Problem details:
Write out the data below in full, unchanged, minus the images.

● ● ●

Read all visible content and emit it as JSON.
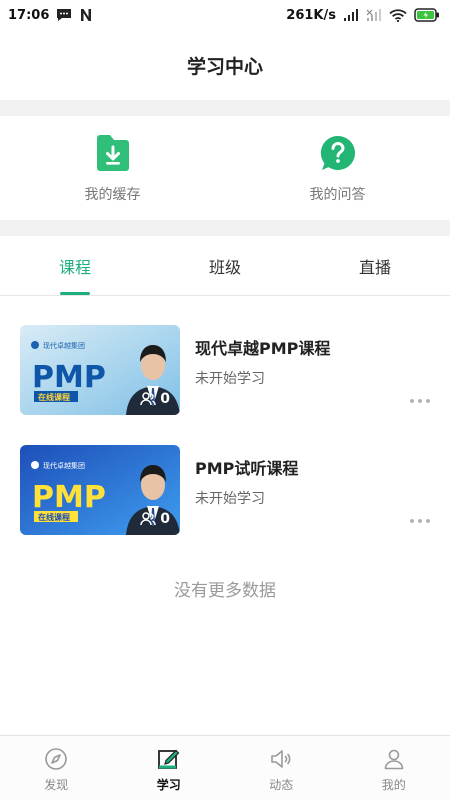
{
  "status_bar": {
    "time": "17:06",
    "network_speed": "261K/s"
  },
  "header": {
    "title": "学习中心"
  },
  "quick_actions": [
    {
      "label": "我的缓存",
      "icon": "download-folder-icon"
    },
    {
      "label": "我的问答",
      "icon": "question-bubble-icon"
    }
  ],
  "tabs": [
    {
      "label": "课程",
      "active": true
    },
    {
      "label": "班级",
      "active": false
    },
    {
      "label": "直播",
      "active": false
    }
  ],
  "courses": [
    {
      "title": "现代卓越PMP课程",
      "status": "未开始学习",
      "learners": "0",
      "thumb_brand": "现代卓越集团",
      "thumb_main": "PMP",
      "thumb_tag": "在线课程"
    },
    {
      "title": "PMP试听课程",
      "status": "未开始学习",
      "learners": "0",
      "thumb_brand": "现代卓越集团",
      "thumb_main": "PMP",
      "thumb_tag": "在线课程"
    }
  ],
  "list_end": "没有更多数据",
  "bottom_nav": [
    {
      "label": "发现",
      "icon": "compass-icon",
      "active": false
    },
    {
      "label": "学习",
      "icon": "study-icon",
      "active": true
    },
    {
      "label": "动态",
      "icon": "speaker-icon",
      "active": false
    },
    {
      "label": "我的",
      "icon": "profile-icon",
      "active": false
    }
  ],
  "colors": {
    "accent": "#1fae7e",
    "question_icon": "#22b573",
    "folder_icon": "#2fbf79"
  }
}
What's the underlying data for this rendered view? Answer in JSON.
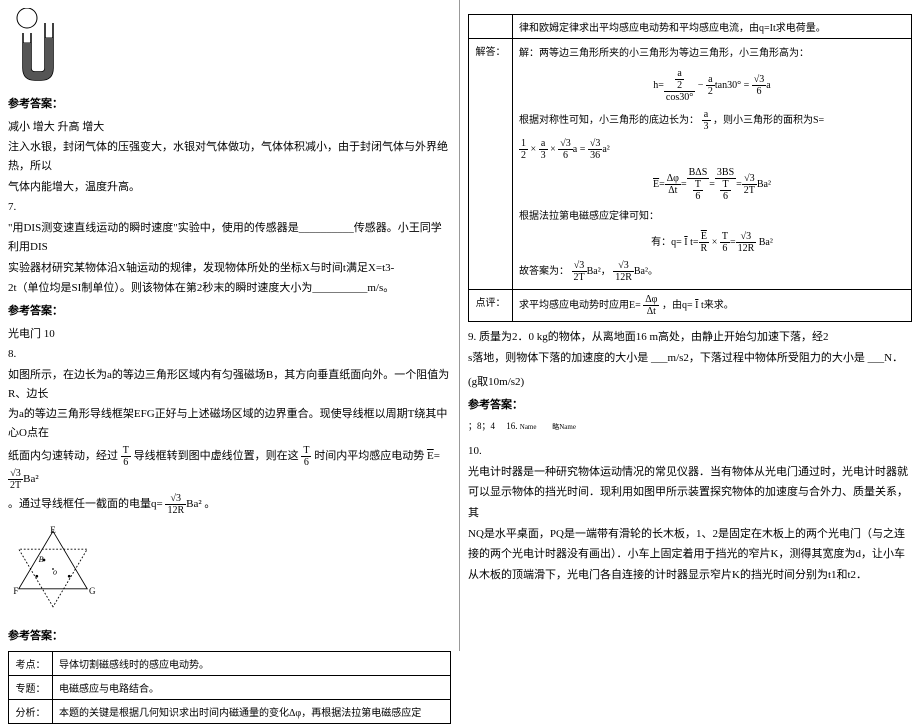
{
  "left": {
    "ans_label": "参考答案：",
    "ans6_line1": "减小  增大    升高   增大",
    "ans6_line2": "注入水银，封闭气体的压强变大，水银对气体做功，气体体积减小，由于封闭气体与外界绝热，所以",
    "ans6_line3": "气体内能增大，温度升高。",
    "q7_num": "7.",
    "q7_line1": "\"用DIS测变速直线运动的瞬时速度\"实验中，使用的传感器是__________传感器。小王同学利用DIS",
    "q7_line2": "实验器材研究某物体沿X轴运动的规律，发现物体所处的坐标X与时间t满足X=t3-",
    "q7_line3": "2t（单位均是SI制单位）。则该物体在第2秒末的瞬时速度大小为__________m/s。",
    "ans7": "光电门        10",
    "q8_num": "8.",
    "q8_line1": "如图所示，在边长为a的等边三角形区域内有匀强磁场B，其方向垂直纸面向外。一个阻值为R、边长",
    "q8_line2": "为a的等边三角形导线框架EFG正好与上述磁场区域的边界重合。现使导线框以周期T绕其中心O点在",
    "q8_line3_a": "纸面内匀速转动，经过",
    "q8_line3_b": "导线框转到图中虚线位置，则在这",
    "q8_line3_c": "时间内平均感应电动势",
    "q8_line4_a": "。通过导线框任一截面的电量q=",
    "q8_line4_b": "。",
    "table": {
      "r1_label": "考点：",
      "r1_text": "导体切割磁感线时的感应电动势。",
      "r2_label": "专题：",
      "r2_text": "电磁感应与电路结合。",
      "r3_label": "分析：",
      "r3_text": "本题的关键是根据几何知识求出时间内磁通量的变化Δφ，再根据法拉第电磁感应定"
    }
  },
  "right": {
    "top_line": "律和欧姆定律求出平均感应电动势和平均感应电流，由q=It求电荷量。",
    "solve_label": "解答：",
    "solve_line1": "解：两等边三角形所夹的小三角形为等边三角形，小三角形高为：",
    "solve_line2_a": "根据对称性可知，小三角形的底边长为：",
    "solve_line2_b": "，则小三角形的面积为S=",
    "solve_line3": "根据法拉第电磁感应定律可知：",
    "solve_line4_a": "有：q=",
    "solve_line5_a": "故答案为：",
    "comment_label": "点评：",
    "comment_text": "求平均感应电动势时应用E=",
    "comment_text2": "，由q=",
    "comment_text3": "t来求。",
    "q9_line1": "9. 质量为2．0 kg的物体，从离地面16 m高处，由静止开始匀加速下落，经2",
    "q9_line2": "s落地，则物体下落的加速度的大小是 ___m/s2，下落过程中物体所受阻力的大小是 ___N．",
    "q9_line3": "(g取10m/s2)",
    "ans_label": "参考答案：",
    "ans9_a": "；8；4",
    "ans9_b": "16.",
    "q10_num": "10.",
    "q10_line1": "光电计时器是一种研究物体运动情况的常见仪器．当有物体从光电门通过时，光电计时器就",
    "q10_line2": "可以显示物体的挡光时间．现利用如图甲所示装置探究物体的加速度与合外力、质量关系，",
    "q10_line3": "其",
    "q10_line4": "NQ是水平桌面，PQ是一端带有滑轮的长木板，1、2是固定在木板上的两个光电门（与之连",
    "q10_line5": "接的两个光电计时器没有画出）．小车上固定着用于挡光的窄片K，测得其宽度为d，让小车",
    "q10_line6": "从木板的顶端滑下，光电门各自连接的计时器显示窄片K的挡光时间分别为t1和t2．"
  }
}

● ● ●

Written answer:
Read all visible content and emit it as JSON.
{
  "status_bar": {
    "time": "17:06",
    "network_speed": "261K/s"
  },
  "header": {
    "title": "学习中心"
  },
  "quick_actions": [
    {
      "label": "我的缓存",
      "icon": "download-folder-icon"
    },
    {
      "label": "我的问答",
      "icon": "question-bubble-icon"
    }
  ],
  "tabs": [
    {
      "label": "课程",
      "active": true
    },
    {
      "label": "班级",
      "active": false
    },
    {
      "label": "直播",
      "active": false
    }
  ],
  "courses": [
    {
      "title": "现代卓越PMP课程",
      "status": "未开始学习",
      "learners": "0",
      "thumb_brand": "现代卓越集团",
      "thumb_main": "PMP",
      "thumb_tag": "在线课程"
    },
    {
      "title": "PMP试听课程",
      "status": "未开始学习",
      "learners": "0",
      "thumb_brand": "现代卓越集团",
      "thumb_main": "PMP",
      "thumb_tag": "在线课程"
    }
  ],
  "list_end": "没有更多数据",
  "bottom_nav": [
    {
      "label": "发现",
      "icon": "compass-icon",
      "active": false
    },
    {
      "label": "学习",
      "icon": "study-icon",
      "active": true
    },
    {
      "label": "动态",
      "icon": "speaker-icon",
      "active": false
    },
    {
      "label": "我的",
      "icon": "profile-icon",
      "active": false
    }
  ],
  "colors": {
    "accent": "#1fae7e",
    "question_icon": "#22b573",
    "folder_icon": "#2fbf79"
  }
}
What's the underlying data for this rendered view? Answer in JSON.
{
  "left": {
    "ans_label": "参考答案：",
    "ans6_line1": "减小  增大    升高   增大",
    "ans6_line2": "注入水银，封闭气体的压强变大，水银对气体做功，气体体积减小，由于封闭气体与外界绝热，所以",
    "ans6_line3": "气体内能增大，温度升高。",
    "q7_num": "7.",
    "q7_line1": "\"用DIS测变速直线运动的瞬时速度\"实验中，使用的传感器是__________传感器。小王同学利用DIS",
    "q7_line2": "实验器材研究某物体沿X轴运动的规律，发现物体所处的坐标X与时间t满足X=t3-",
    "q7_line3": "2t（单位均是SI制单位）。则该物体在第2秒末的瞬时速度大小为__________m/s。",
    "ans7": "光电门        10",
    "q8_num": "8.",
    "q8_line1": "如图所示，在边长为a的等边三角形区域内有匀强磁场B，其方向垂直纸面向外。一个阻值为R、边长",
    "q8_line2": "为a的等边三角形导线框架EFG正好与上述磁场区域的边界重合。现使导线框以周期T绕其中心O点在",
    "q8_line3_a": "纸面内匀速转动，经过",
    "q8_line3_b": "导线框转到图中虚线位置，则在这",
    "q8_line3_c": "时间内平均感应电动势",
    "q8_line4_a": "。通过导线框任一截面的电量q=",
    "q8_line4_b": "。",
    "table": {
      "r1_label": "考点：",
      "r1_text": "导体切割磁感线时的感应电动势。",
      "r2_label": "专题：",
      "r2_text": "电磁感应与电路结合。",
      "r3_label": "分析：",
      "r3_text": "本题的关键是根据几何知识求出时间内磁通量的变化Δφ，再根据法拉第电磁感应定"
    }
  },
  "right": {
    "top_line": "律和欧姆定律求出平均感应电动势和平均感应电流，由q=It求电荷量。",
    "solve_label": "解答：",
    "solve_line1": "解：两等边三角形所夹的小三角形为等边三角形，小三角形高为：",
    "solve_line2_a": "根据对称性可知，小三角形的底边长为：",
    "solve_line2_b": "，则小三角形的面积为S=",
    "solve_line3": "根据法拉第电磁感应定律可知：",
    "solve_line4_a": "有：q=",
    "solve_line5_a": "故答案为：",
    "comment_label": "点评：",
    "comment_text": "求平均感应电动势时应用E=",
    "comment_text2": "，由q=",
    "comment_text3": "t来求。",
    "q9_line1": "9. 质量为2．0 kg的物体，从离地面16 m高处，由静止开始匀加速下落，经2",
    "q9_line2": "s落地，则物体下落的加速度的大小是 ___m/s2，下落过程中物体所受阻力的大小是 ___N．",
    "q9_line3": "(g取10m/s2)",
    "ans_label": "参考答案：",
    "ans9_a": "；8；4",
    "ans9_b": "16.",
    "q10_num": "10.",
    "q10_line1": "光电计时器是一种研究物体运动情况的常见仪器．当有物体从光电门通过时，光电计时器就",
    "q10_line2": "可以显示物体的挡光时间．现利用如图甲所示装置探究物体的加速度与合外力、质量关系，",
    "q10_line3": "其",
    "q10_line4": "NQ是水平桌面，PQ是一端带有滑轮的长木板，1、2是固定在木板上的两个光电门（与之连",
    "q10_line5": "接的两个光电计时器没有画出）．小车上固定着用于挡光的窄片K，测得其宽度为d，让小车",
    "q10_line6": "从木板的顶端滑下，光电门各自连接的计时器显示窄片K的挡光时间分别为t1和t2．"
  }
}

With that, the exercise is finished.